> **What is expected**
Select each line where the word "anomaly" appears.

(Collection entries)
[Start]

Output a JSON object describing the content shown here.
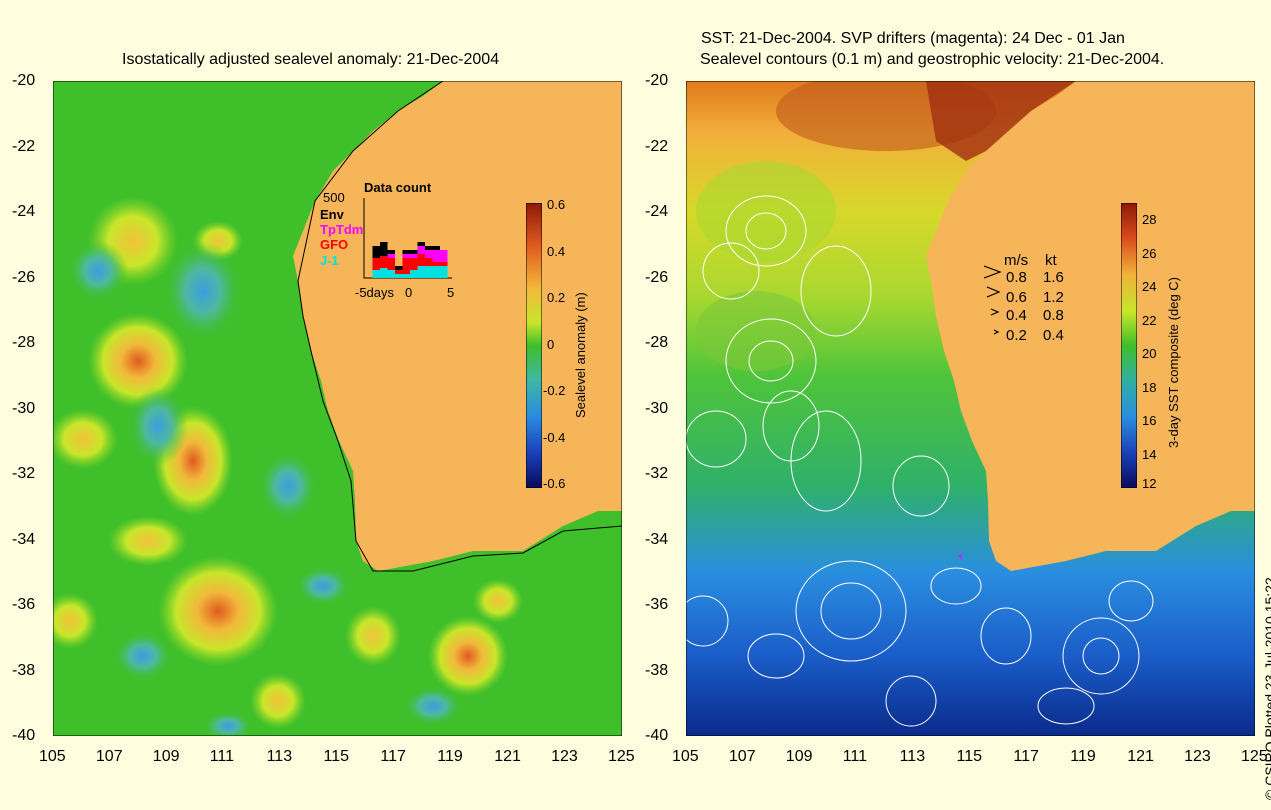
{
  "left_panel": {
    "title": "Isostatically adjusted sealevel anomaly: 21-Dec-2004",
    "colorbar": {
      "label": "Sealevel anomaly (m)",
      "ticks": [
        "0.6",
        "0.4",
        "0.2",
        "0",
        "-0.2",
        "-0.4",
        "-0.6"
      ]
    },
    "data_count": {
      "title": "Data count",
      "scale_label": "500",
      "legend": [
        {
          "name": "Env",
          "color": "#000000"
        },
        {
          "name": "TpTdm",
          "color": "#ff00ff"
        },
        {
          "name": "GFO",
          "color": "#ff0000"
        },
        {
          "name": "J-1",
          "color": "#00e0e0"
        }
      ],
      "x_ticks": [
        "-5days",
        "0",
        "5"
      ],
      "bars": [
        {
          "day": -5,
          "env": 0,
          "tp": 0,
          "gfo": 0,
          "j1": 0
        },
        {
          "day": -4,
          "env": 0.3,
          "tp": 0,
          "gfo": 0.3,
          "j1": 0.2
        },
        {
          "day": -3,
          "env": 0.35,
          "tp": 0,
          "gfo": 0.3,
          "j1": 0.25
        },
        {
          "day": -2,
          "env": 0.1,
          "tp": 0.1,
          "gfo": 0.3,
          "j1": 0.2
        },
        {
          "day": -1,
          "env": 0.1,
          "tp": 0,
          "gfo": 0.1,
          "j1": 0.1
        },
        {
          "day": 0,
          "env": 0.1,
          "tp": 0.1,
          "gfo": 0.4,
          "j1": 0.1
        },
        {
          "day": 1,
          "env": 0.1,
          "tp": 0.1,
          "gfo": 0.3,
          "j1": 0.2
        },
        {
          "day": 2,
          "env": 0.1,
          "tp": 0.2,
          "gfo": 0.3,
          "j1": 0.3
        },
        {
          "day": 3,
          "env": 0.1,
          "tp": 0.2,
          "gfo": 0.2,
          "j1": 0.3
        },
        {
          "day": 4,
          "env": 0.1,
          "tp": 0.3,
          "gfo": 0.1,
          "j1": 0.3
        },
        {
          "day": 5,
          "env": 0,
          "tp": 0.3,
          "gfo": 0.1,
          "j1": 0.3
        }
      ]
    }
  },
  "right_panel": {
    "title_line1": "SST: 21-Dec-2004. SVP drifters (magenta): 24 Dec - 01 Jan",
    "title_line2": "Sealevel contours (0.1 m) and geostrophic velocity: 21-Dec-2004.",
    "colorbar": {
      "label": "3-day SST composite (deg C)",
      "ticks": [
        "28",
        "26",
        "24",
        "22",
        "20",
        "18",
        "16",
        "14",
        "12"
      ]
    },
    "velocity_legend": {
      "header_ms": "m/s",
      "header_kt": "kt",
      "rows": [
        {
          "ms": "0.8",
          "kt": "1.6"
        },
        {
          "ms": "0.6",
          "kt": "1.2"
        },
        {
          "ms": "0.4",
          "kt": "0.8"
        },
        {
          "ms": "0.2",
          "kt": "0.4"
        }
      ]
    }
  },
  "axes": {
    "lat_ticks": [
      "-20",
      "-22",
      "-24",
      "-26",
      "-28",
      "-30",
      "-32",
      "-34",
      "-36",
      "-38",
      "-40"
    ],
    "lon_ticks": [
      "105",
      "107",
      "109",
      "111",
      "113",
      "115",
      "117",
      "119",
      "121",
      "123",
      "125"
    ]
  },
  "credit": "© CSIRO Plotted 23-Jul-2010 15:22",
  "colors": {
    "background": "#ffffe0",
    "land": "#f7b55a",
    "ocean_ssh": "#3fbf2a"
  }
}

[End]

> **Worked answer**
    "title": "Isostatically adjusted sealevel anomaly: 21-Dec-2004",
      "label": "Sealevel anomaly (m)",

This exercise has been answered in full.